_INSTRUCTION_:
Keep the pictures out and restate every record exactly.

(Records from a data source)

----

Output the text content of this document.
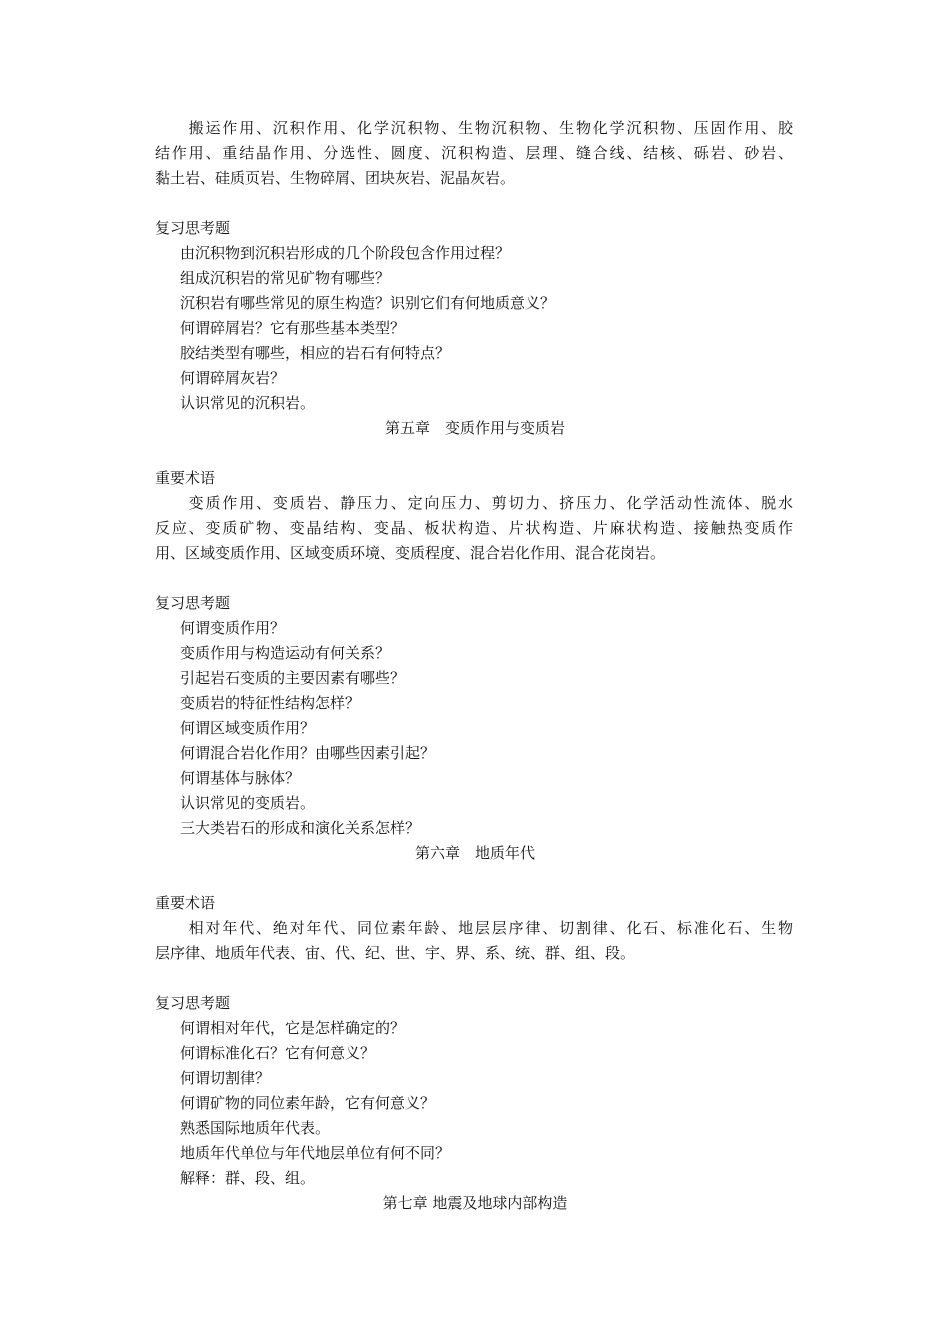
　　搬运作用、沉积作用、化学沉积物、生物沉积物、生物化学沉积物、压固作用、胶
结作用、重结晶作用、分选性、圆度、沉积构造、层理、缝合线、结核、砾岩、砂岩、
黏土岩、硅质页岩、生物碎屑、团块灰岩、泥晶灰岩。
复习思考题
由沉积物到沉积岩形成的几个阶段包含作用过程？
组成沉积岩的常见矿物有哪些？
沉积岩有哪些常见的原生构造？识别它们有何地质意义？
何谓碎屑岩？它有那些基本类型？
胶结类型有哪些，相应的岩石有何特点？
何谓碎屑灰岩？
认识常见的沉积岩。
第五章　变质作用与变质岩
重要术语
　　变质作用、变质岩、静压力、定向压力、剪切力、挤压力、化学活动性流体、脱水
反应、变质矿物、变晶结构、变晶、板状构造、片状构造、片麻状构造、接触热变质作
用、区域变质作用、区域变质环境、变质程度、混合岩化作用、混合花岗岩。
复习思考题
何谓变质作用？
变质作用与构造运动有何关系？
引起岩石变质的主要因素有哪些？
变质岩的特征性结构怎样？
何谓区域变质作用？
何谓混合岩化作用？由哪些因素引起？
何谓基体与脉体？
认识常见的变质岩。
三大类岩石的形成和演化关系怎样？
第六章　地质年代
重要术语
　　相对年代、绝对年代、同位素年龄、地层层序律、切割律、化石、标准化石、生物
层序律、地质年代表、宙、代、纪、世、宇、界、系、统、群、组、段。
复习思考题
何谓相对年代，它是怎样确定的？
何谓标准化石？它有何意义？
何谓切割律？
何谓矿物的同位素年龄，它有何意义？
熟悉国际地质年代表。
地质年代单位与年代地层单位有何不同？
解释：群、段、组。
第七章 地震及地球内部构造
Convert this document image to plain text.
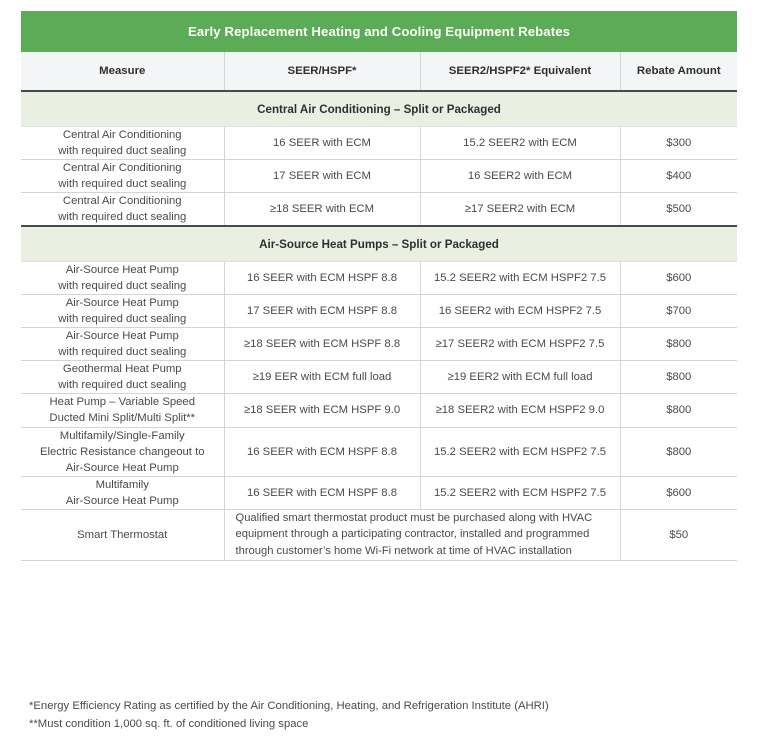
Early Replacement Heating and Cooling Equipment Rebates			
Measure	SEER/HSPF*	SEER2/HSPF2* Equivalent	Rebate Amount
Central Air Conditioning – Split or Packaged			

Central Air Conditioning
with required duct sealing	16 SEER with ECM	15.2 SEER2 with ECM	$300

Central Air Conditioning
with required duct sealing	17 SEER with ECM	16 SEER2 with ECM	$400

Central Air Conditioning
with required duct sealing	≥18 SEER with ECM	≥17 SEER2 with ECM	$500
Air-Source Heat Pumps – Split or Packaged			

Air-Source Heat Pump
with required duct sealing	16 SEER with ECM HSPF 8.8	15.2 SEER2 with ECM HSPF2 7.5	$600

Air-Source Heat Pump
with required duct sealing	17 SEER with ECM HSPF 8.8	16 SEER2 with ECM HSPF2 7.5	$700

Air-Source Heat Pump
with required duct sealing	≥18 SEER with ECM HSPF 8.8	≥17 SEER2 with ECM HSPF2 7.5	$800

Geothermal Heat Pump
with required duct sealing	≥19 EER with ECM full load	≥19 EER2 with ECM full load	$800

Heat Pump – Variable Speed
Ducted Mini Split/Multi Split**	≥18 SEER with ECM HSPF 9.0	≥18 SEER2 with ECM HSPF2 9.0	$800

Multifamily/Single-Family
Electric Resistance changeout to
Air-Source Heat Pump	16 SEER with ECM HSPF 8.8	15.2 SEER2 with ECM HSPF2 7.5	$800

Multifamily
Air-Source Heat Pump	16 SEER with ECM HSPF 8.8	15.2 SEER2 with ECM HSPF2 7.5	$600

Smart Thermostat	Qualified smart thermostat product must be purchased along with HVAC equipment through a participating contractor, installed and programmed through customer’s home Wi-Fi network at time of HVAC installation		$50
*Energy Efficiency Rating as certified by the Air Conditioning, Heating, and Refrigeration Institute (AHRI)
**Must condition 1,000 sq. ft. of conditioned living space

----

_TASK RESPONSE_:
Output the text content of this document.
　　搬运作用、沉积作用、化学沉积物、生物沉积物、生物化学沉积物、压固作用、胶
结作用、重结晶作用、分选性、圆度、沉积构造、层理、缝合线、结核、砾岩、砂岩、
黏土岩、硅质页岩、生物碎屑、团块灰岩、泥晶灰岩。
复习思考题
由沉积物到沉积岩形成的几个阶段包含作用过程？
组成沉积岩的常见矿物有哪些？
沉积岩有哪些常见的原生构造？识别它们有何地质意义？
何谓碎屑岩？它有那些基本类型？
胶结类型有哪些，相应的岩石有何特点？
何谓碎屑灰岩？
认识常见的沉积岩。
第五章　变质作用与变质岩
重要术语
　　变质作用、变质岩、静压力、定向压力、剪切力、挤压力、化学活动性流体、脱水
反应、变质矿物、变晶结构、变晶、板状构造、片状构造、片麻状构造、接触热变质作
用、区域变质作用、区域变质环境、变质程度、混合岩化作用、混合花岗岩。
复习思考题
何谓变质作用？
变质作用与构造运动有何关系？
引起岩石变质的主要因素有哪些？
变质岩的特征性结构怎样？
何谓区域变质作用？
何谓混合岩化作用？由哪些因素引起？
何谓基体与脉体？
认识常见的变质岩。
三大类岩石的形成和演化关系怎样？
第六章　地质年代
重要术语
　　相对年代、绝对年代、同位素年龄、地层层序律、切割律、化石、标准化石、生物
层序律、地质年代表、宙、代、纪、世、宇、界、系、统、群、组、段。
复习思考题
何谓相对年代，它是怎样确定的？
何谓标准化石？它有何意义？
何谓切割律？
何谓矿物的同位素年龄，它有何意义？
熟悉国际地质年代表。
地质年代单位与年代地层单位有何不同？
解释：群、段、组。
第七章 地震及地球内部构造
Convert this document image to plain text.
Early Replacement Heating and Cooling Equipment Rebates			
Measure	SEER/HSPF*	SEER2/HSPF2* Equivalent	Rebate Amount
Central Air Conditioning – Split or Packaged			

Central Air Conditioning
with required duct sealing	16 SEER with ECM	15.2 SEER2 with ECM	$300

Central Air Conditioning
with required duct sealing	17 SEER with ECM	16 SEER2 with ECM	$400

Central Air Conditioning
with required duct sealing	≥18 SEER with ECM	≥17 SEER2 with ECM	$500
Air-Source Heat Pumps – Split or Packaged			

Air-Source Heat Pump
with required duct sealing	16 SEER with ECM HSPF 8.8	15.2 SEER2 with ECM HSPF2 7.5	$600

Air-Source Heat Pump
with required duct sealing	17 SEER with ECM HSPF 8.8	16 SEER2 with ECM HSPF2 7.5	$700

Air-Source Heat Pump
with required duct sealing	≥18 SEER with ECM HSPF 8.8	≥17 SEER2 with ECM HSPF2 7.5	$800

Geothermal Heat Pump
with required duct sealing	≥19 EER with ECM full load	≥19 EER2 with ECM full load	$800

Heat Pump – Variable Speed
Ducted Mini Split/Multi Split**	≥18 SEER with ECM HSPF 9.0	≥18 SEER2 with ECM HSPF2 9.0	$800

Multifamily/Single-Family
Electric Resistance changeout to
Air-Source Heat Pump	16 SEER with ECM HSPF 8.8	15.2 SEER2 with ECM HSPF2 7.5	$800

Multifamily
Air-Source Heat Pump	16 SEER with ECM HSPF 8.8	15.2 SEER2 with ECM HSPF2 7.5	$600

Smart Thermostat	Qualified smart thermostat product must be purchased along with HVAC equipment through a participating contractor, installed and programmed through customer’s home Wi-Fi network at time of HVAC installation		$50
*Energy Efficiency Rating as certified by the Air Conditioning, Heating, and Refrigeration Institute (AHRI)
**Must condition 1,000 sq. ft. of conditioned living space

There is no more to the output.